**To be done:** Scan the records and identify every line in which the string "keypresses" occurs, then return those lines.

start Provided data

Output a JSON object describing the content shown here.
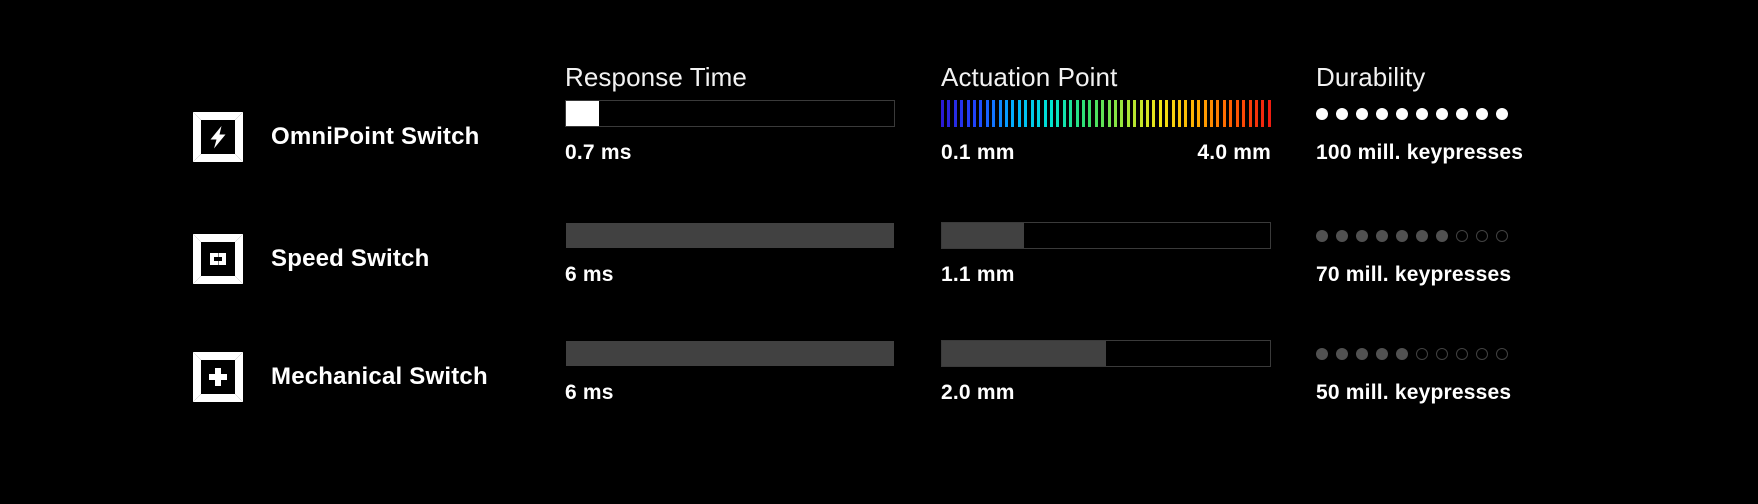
{
  "columns": {
    "switch_label": "",
    "response_time": "Response Time",
    "actuation_point": "Actuation Point",
    "durability": "Durability"
  },
  "colors": {
    "background": "#000000",
    "text": "#ffffff",
    "header_text": "#f2f2f2",
    "bar_track_border": "#3a3a3a",
    "bar_fill_white": "#ffffff",
    "bar_fill_gray": "#414141",
    "dot_active_white": "#ffffff",
    "dot_active_gray": "#515151",
    "dot_inactive": "#414141"
  },
  "rows": [
    {
      "icon": "keycap-lightning-icon",
      "name": "OmniPoint Switch",
      "response_time": {
        "value": "0.7 ms",
        "fill_percent": 10,
        "fill_style": "white",
        "track": true
      },
      "actuation_point": {
        "value_start": "0.1 mm",
        "value_end": "4.0 mm",
        "style": "rainbow",
        "stripe_count": 52,
        "gradient_stops": [
          "#2b1ad6",
          "#1f49ff",
          "#00b4ff",
          "#00e5d0",
          "#34e06a",
          "#9ee63a",
          "#f2e515",
          "#ffae00",
          "#ff5a00",
          "#f01d10"
        ]
      },
      "durability": {
        "text": "100 mill. keypresses",
        "filled": 10,
        "total": 10,
        "dot_style": "white"
      }
    },
    {
      "icon": "keycap-speed-icon",
      "name": "Speed Switch",
      "response_time": {
        "value": "6 ms",
        "fill_percent": 100,
        "fill_style": "gray",
        "track": false
      },
      "actuation_point": {
        "value_start": "1.1 mm",
        "value_end": "",
        "style": "bar",
        "fill_percent": 25,
        "fill_style": "gray",
        "track": true
      },
      "durability": {
        "text": "70 mill. keypresses",
        "filled": 7,
        "total": 10,
        "dot_style": "gray"
      }
    },
    {
      "icon": "keycap-cross-icon",
      "name": "Mechanical Switch",
      "response_time": {
        "value": "6 ms",
        "fill_percent": 100,
        "fill_style": "gray",
        "track": false
      },
      "actuation_point": {
        "value_start": "2.0 mm",
        "value_end": "",
        "style": "bar",
        "fill_percent": 50,
        "fill_style": "gray",
        "track": true
      },
      "durability": {
        "text": "50 mill. keypresses",
        "filled": 5,
        "total": 10,
        "dot_style": "gray"
      }
    }
  ]
}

end Provided data

**Exercise result:**
        "text": "100 mill. keypresses",
        "text": "70 mill. keypresses",
        "text": "50 mill. keypresses",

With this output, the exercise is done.